* Goal
Copy out each line of the listing that has the word "Initial" in it.

———

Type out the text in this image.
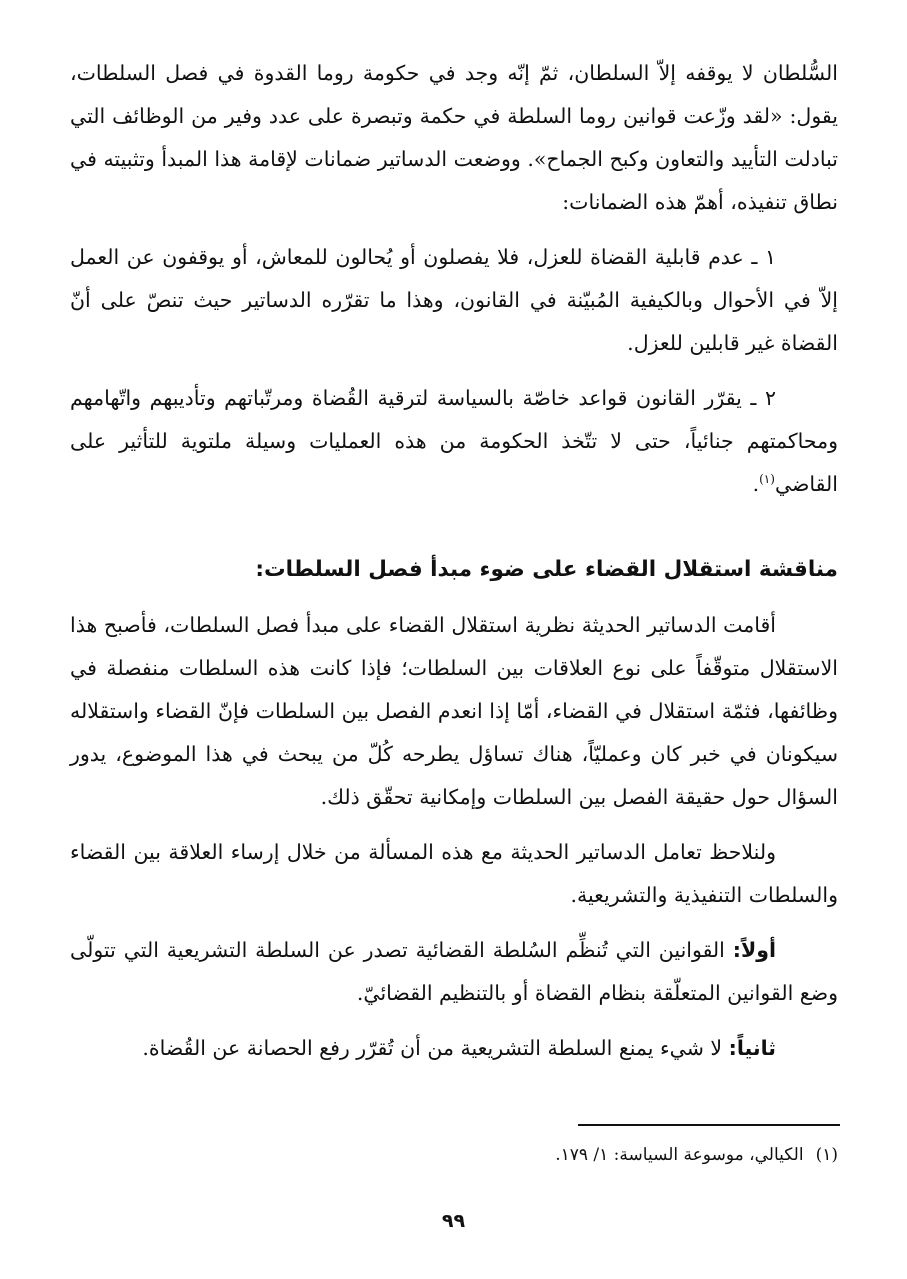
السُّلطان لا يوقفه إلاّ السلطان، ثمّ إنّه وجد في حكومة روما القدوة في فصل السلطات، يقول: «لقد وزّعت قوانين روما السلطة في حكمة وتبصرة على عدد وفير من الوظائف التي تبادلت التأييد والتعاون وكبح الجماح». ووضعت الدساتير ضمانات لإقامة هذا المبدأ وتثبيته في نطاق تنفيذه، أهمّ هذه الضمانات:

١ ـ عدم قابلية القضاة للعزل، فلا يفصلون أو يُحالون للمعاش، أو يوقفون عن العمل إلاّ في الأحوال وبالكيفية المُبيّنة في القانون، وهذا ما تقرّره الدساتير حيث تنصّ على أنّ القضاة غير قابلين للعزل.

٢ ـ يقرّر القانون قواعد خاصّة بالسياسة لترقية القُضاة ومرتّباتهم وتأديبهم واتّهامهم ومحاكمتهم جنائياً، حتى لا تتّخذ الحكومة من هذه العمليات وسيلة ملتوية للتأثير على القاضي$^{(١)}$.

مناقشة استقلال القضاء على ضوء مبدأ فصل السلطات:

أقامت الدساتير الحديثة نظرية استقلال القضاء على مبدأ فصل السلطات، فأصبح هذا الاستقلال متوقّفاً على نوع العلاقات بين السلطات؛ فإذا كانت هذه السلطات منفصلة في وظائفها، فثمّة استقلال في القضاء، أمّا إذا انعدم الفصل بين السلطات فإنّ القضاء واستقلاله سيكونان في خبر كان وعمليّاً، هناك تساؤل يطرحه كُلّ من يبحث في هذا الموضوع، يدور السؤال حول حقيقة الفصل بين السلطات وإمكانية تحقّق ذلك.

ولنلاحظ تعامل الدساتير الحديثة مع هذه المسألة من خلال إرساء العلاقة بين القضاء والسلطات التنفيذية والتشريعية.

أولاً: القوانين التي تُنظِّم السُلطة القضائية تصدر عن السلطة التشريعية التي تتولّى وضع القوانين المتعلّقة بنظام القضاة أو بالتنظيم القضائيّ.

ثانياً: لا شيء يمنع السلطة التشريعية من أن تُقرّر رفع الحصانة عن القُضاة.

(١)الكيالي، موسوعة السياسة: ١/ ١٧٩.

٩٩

———

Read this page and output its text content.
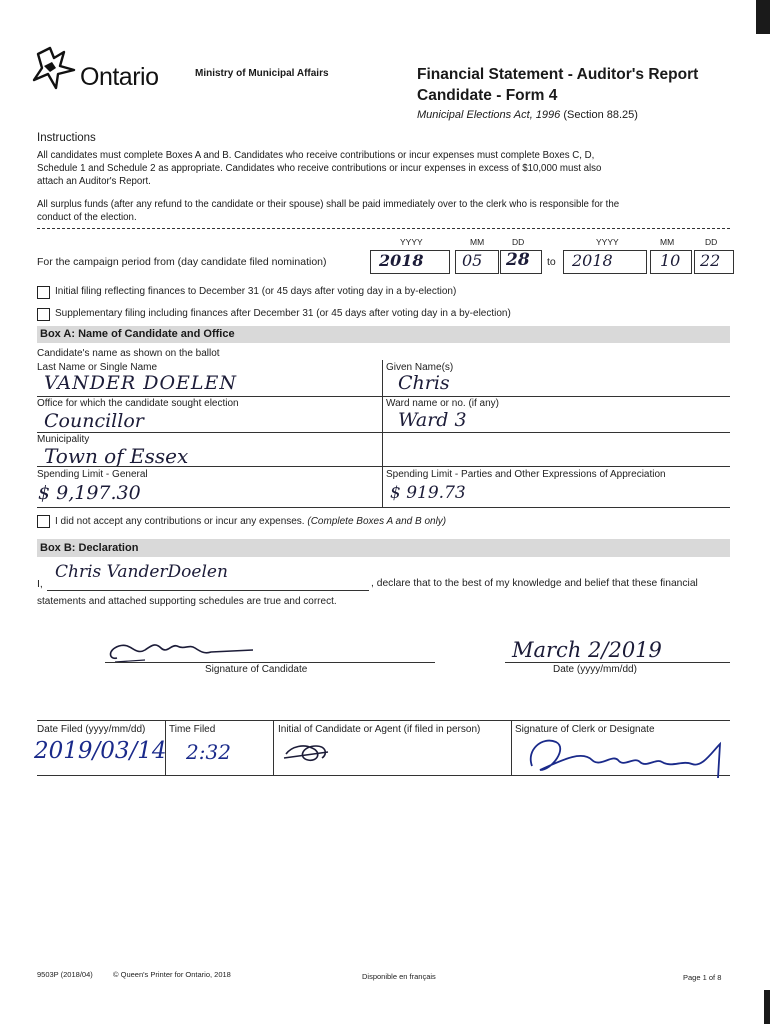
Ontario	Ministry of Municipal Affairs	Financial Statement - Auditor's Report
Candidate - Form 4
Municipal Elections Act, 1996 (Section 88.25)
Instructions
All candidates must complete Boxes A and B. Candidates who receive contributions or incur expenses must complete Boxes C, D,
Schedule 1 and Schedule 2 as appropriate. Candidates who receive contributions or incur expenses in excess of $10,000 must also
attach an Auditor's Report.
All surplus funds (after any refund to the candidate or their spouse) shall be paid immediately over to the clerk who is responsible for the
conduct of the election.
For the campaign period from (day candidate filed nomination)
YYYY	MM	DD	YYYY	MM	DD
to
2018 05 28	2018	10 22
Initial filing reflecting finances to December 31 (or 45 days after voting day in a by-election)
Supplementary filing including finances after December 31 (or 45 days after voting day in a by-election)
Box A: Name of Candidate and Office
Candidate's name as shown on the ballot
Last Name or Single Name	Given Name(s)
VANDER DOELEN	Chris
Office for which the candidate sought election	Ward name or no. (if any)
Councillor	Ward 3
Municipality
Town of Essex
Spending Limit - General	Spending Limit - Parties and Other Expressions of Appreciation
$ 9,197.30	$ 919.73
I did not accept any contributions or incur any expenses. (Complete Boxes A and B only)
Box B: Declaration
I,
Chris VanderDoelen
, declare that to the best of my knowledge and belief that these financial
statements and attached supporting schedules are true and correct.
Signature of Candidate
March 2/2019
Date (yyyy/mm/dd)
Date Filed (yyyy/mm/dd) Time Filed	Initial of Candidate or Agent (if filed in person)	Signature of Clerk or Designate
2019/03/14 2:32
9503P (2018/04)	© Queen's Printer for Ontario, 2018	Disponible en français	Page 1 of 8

———

* Task result
Initial filing reflecting finances to December 31 (or 45 days after voting day in a by-election)
Date Filed (yyyy/mm/dd) Time Filed	Initial of Candidate or Agent (if filed in person)	Signature of Clerk or Designate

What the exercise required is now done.